Request - Repeat each record below exactly as given.

Start Extracted data

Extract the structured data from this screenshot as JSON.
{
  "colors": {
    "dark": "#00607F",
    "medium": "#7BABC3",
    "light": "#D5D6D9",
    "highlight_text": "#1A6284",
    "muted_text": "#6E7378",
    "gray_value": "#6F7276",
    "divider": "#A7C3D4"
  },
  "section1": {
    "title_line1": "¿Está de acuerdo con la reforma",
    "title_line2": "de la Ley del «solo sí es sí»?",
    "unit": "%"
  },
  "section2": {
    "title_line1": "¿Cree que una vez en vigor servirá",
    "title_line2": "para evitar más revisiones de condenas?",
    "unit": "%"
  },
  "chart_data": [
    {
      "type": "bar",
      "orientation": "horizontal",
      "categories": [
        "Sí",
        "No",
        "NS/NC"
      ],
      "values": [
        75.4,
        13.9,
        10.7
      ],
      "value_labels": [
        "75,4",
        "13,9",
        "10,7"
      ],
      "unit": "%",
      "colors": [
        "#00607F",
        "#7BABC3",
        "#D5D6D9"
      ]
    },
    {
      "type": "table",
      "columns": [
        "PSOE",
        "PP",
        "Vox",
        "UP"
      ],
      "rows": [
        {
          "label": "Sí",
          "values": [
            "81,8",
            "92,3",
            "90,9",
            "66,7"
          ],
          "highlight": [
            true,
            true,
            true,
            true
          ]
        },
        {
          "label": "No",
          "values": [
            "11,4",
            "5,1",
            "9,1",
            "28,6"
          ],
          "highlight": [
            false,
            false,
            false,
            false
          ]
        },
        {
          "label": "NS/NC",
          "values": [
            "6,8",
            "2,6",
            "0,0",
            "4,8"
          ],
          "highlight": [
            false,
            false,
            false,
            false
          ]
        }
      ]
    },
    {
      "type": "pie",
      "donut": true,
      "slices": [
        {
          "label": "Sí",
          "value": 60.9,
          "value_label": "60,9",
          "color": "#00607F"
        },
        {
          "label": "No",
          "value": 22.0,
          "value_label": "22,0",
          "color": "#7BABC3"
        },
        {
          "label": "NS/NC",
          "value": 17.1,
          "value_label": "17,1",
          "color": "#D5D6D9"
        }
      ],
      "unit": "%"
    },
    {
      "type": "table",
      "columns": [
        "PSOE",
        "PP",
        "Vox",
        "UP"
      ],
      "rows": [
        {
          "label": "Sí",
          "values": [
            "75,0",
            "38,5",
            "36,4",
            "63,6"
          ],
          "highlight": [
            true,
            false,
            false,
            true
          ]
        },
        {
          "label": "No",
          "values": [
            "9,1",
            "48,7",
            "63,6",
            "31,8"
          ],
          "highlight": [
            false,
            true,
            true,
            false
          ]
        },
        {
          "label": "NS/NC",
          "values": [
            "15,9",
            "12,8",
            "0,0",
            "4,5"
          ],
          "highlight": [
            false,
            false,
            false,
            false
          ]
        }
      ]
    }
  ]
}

End Extracted data

Exercise output -
Extract the structured data from this screenshot as JSON.
{
  "colors": {
    "dark": "#00607F",
    "medium": "#7BABC3",
    "light": "#D5D6D9",
    "highlight_text": "#1A6284",
    "muted_text": "#6E7378",
    "gray_value": "#6F7276",
    "divider": "#A7C3D4"
  },
  "section1": {
    "title_line1": "¿Está de acuerdo con la reforma",
    "title_line2": "de la Ley del «solo sí es sí»?",
    "unit": "%"
  },
  "section2": {
    "title_line1": "¿Cree que una vez en vigor servirá",
    "title_line2": "para evitar más revisiones de condenas?",
    "unit": "%"
  },
  "chart_data": [
    {
      "type": "bar",
      "orientation": "horizontal",
      "categories": [
        "Sí",
        "No",
        "NS/NC"
      ],
      "values": [
        75.4,
        13.9,
        10.7
      ],
      "value_labels": [
        "75,4",
        "13,9",
        "10,7"
      ],
      "unit": "%",
      "colors": [
        "#00607F",
        "#7BABC3",
        "#D5D6D9"
      ]
    },
    {
      "type": "table",
      "columns": [
        "PSOE",
        "PP",
        "Vox",
        "UP"
      ],
      "rows": [
        {
          "label": "Sí",
          "values": [
            "81,8",
            "92,3",
            "90,9",
            "66,7"
          ],
          "highlight": [
            true,
            true,
            true,
            true
          ]
        },
        {
          "label": "No",
          "values": [
            "11,4",
            "5,1",
            "9,1",
            "28,6"
          ],
          "highlight": [
            false,
            false,
            false,
            false
          ]
        },
        {
          "label": "NS/NC",
          "values": [
            "6,8",
            "2,6",
            "0,0",
            "4,8"
          ],
          "highlight": [
            false,
            false,
            false,
            false
          ]
        }
      ]
    },
    {
      "type": "pie",
      "donut": true,
      "slices": [
        {
          "label": "Sí",
          "value": 60.9,
          "value_label": "60,9",
          "color": "#00607F"
        },
        {
          "label": "No",
          "value": 22.0,
          "value_label": "22,0",
          "color": "#7BABC3"
        },
        {
          "label": "NS/NC",
          "value": 17.1,
          "value_label": "17,1",
          "color": "#D5D6D9"
        }
      ],
      "unit": "%"
    },
    {
      "type": "table",
      "columns": [
        "PSOE",
        "PP",
        "Vox",
        "UP"
      ],
      "rows": [
        {
          "label": "Sí",
          "values": [
            "75,0",
            "38,5",
            "36,4",
            "63,6"
          ],
          "highlight": [
            true,
            false,
            false,
            true
          ]
        },
        {
          "label": "No",
          "values": [
            "9,1",
            "48,7",
            "63,6",
            "31,8"
          ],
          "highlight": [
            false,
            true,
            true,
            false
          ]
        },
        {
          "label": "NS/NC",
          "values": [
            "15,9",
            "12,8",
            "0,0",
            "4,5"
          ],
          "highlight": [
            false,
            false,
            false,
            false
          ]
        }
      ]
    }
  ]
}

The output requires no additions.